>> BEGIN Records to process

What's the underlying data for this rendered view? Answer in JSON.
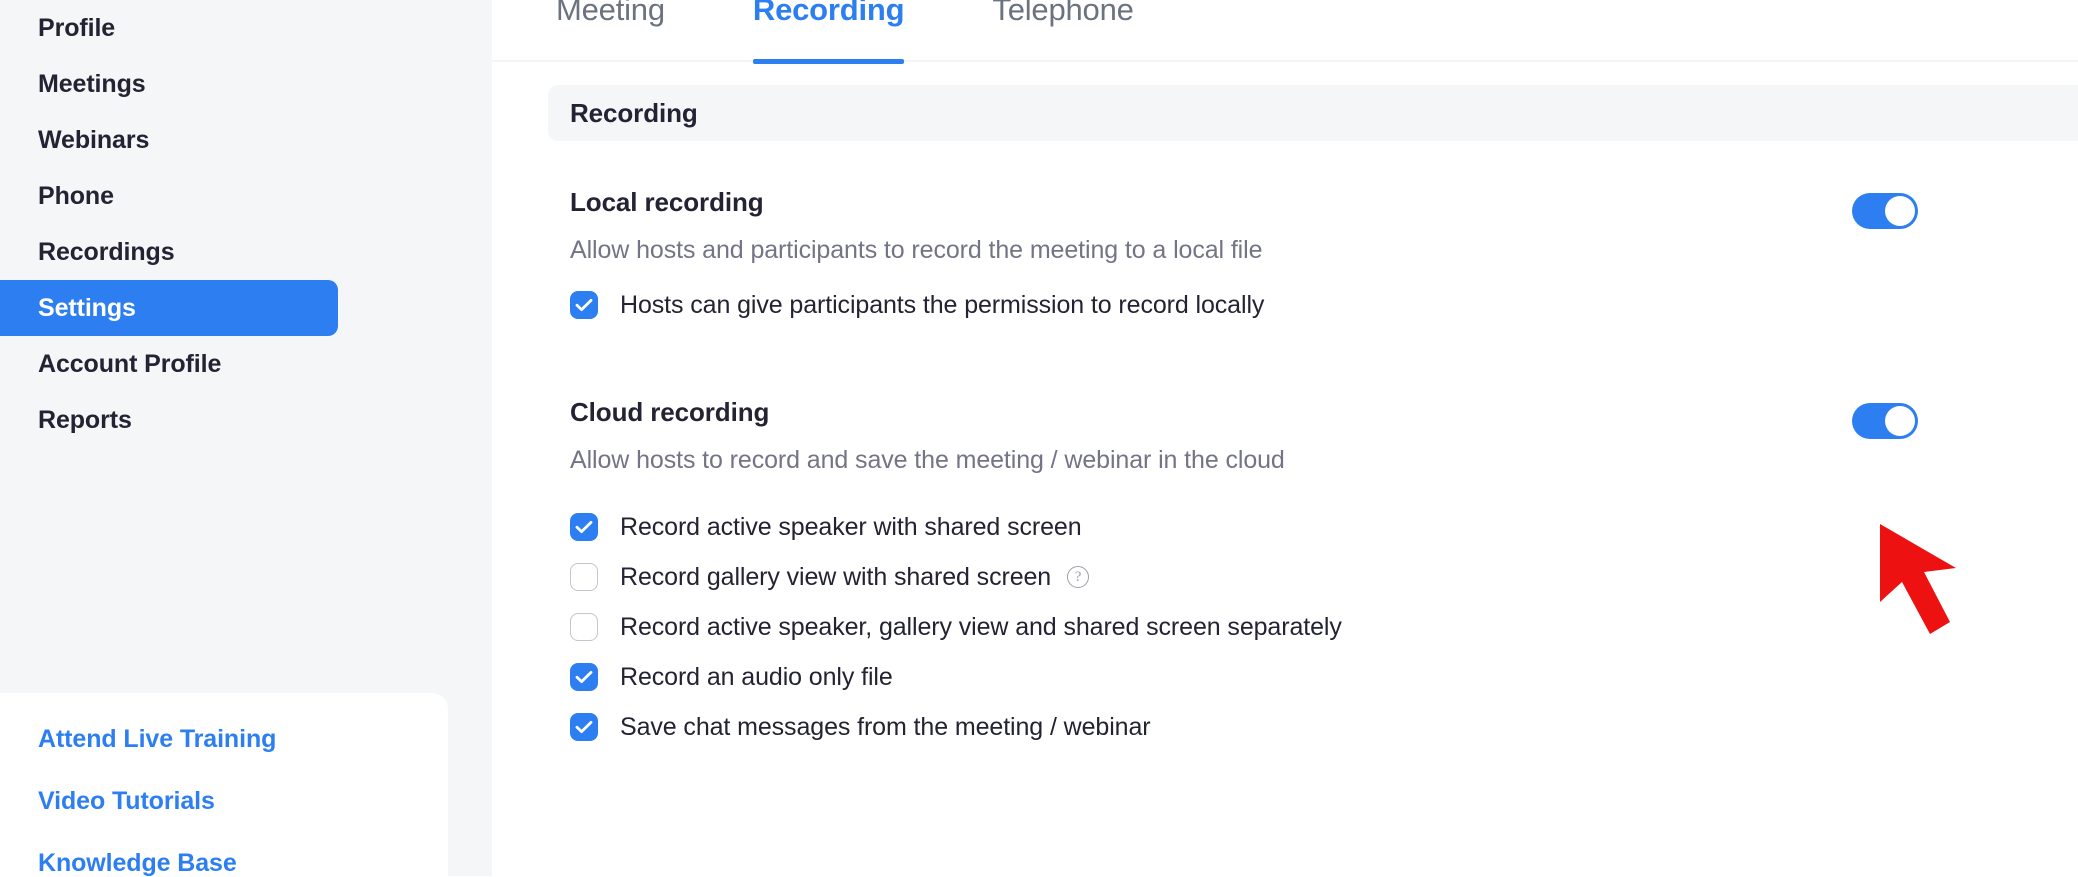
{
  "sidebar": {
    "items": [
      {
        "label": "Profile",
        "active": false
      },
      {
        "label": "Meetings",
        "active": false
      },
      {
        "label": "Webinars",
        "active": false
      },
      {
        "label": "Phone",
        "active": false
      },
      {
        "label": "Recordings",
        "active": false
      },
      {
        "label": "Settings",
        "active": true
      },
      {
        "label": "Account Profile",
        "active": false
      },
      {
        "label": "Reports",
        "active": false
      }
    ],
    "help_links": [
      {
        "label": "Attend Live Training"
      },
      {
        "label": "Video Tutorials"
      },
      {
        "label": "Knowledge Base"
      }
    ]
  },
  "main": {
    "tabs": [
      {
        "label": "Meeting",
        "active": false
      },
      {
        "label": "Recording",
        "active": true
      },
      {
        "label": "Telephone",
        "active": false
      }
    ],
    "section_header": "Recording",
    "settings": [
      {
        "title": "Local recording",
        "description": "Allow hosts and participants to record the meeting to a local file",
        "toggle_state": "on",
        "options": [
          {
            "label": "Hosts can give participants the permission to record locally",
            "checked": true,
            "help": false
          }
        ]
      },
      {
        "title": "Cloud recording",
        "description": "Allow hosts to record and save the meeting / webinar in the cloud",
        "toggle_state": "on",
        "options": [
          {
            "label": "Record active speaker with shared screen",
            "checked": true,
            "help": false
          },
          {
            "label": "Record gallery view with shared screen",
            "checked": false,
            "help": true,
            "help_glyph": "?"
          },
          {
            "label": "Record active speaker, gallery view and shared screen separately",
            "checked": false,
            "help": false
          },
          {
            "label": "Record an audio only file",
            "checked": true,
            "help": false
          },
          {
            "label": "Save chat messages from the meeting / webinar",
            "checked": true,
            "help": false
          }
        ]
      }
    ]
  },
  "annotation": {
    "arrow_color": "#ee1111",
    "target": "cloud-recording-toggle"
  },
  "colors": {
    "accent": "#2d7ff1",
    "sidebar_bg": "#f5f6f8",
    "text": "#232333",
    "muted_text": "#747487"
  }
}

>> END Records to process

Determine how many lines of the listing above hold the word "speaker". Report that number without anything else.

2